GOAL →
Copy every entry exactly.

■ ■ ■ ■ ■ ■ ■

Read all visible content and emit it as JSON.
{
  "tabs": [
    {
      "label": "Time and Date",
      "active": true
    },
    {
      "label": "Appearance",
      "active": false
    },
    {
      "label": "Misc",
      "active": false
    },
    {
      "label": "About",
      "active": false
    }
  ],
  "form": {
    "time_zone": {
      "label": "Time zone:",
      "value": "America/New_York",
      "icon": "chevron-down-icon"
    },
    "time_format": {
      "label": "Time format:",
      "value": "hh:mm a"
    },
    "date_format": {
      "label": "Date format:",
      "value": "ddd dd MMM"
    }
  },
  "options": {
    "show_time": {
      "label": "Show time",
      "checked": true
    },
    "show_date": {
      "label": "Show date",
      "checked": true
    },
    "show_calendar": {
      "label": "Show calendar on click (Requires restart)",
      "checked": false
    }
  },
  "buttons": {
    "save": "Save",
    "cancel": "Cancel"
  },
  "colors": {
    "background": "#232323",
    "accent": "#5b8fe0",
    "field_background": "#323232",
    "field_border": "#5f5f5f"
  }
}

■ ■ ■ ■ ■ ■ ■

WRITTEN SOLUTION →
Read all visible content and emit it as JSON.
{
  "tabs": [
    {
      "label": "Time and Date",
      "active": true
    },
    {
      "label": "Appearance",
      "active": false
    },
    {
      "label": "Misc",
      "active": false
    },
    {
      "label": "About",
      "active": false
    }
  ],
  "form": {
    "time_zone": {
      "label": "Time zone:",
      "value": "America/New_York",
      "icon": "chevron-down-icon"
    },
    "time_format": {
      "label": "Time format:",
      "value": "hh:mm a"
    },
    "date_format": {
      "label": "Date format:",
      "value": "ddd dd MMM"
    }
  },
  "options": {
    "show_time": {
      "label": "Show time",
      "checked": true
    },
    "show_date": {
      "label": "Show date",
      "checked": true
    },
    "show_calendar": {
      "label": "Show calendar on click (Requires restart)",
      "checked": false
    }
  },
  "buttons": {
    "save": "Save",
    "cancel": "Cancel"
  },
  "colors": {
    "background": "#232323",
    "accent": "#5b8fe0",
    "field_background": "#323232",
    "field_border": "#5f5f5f"
  }
}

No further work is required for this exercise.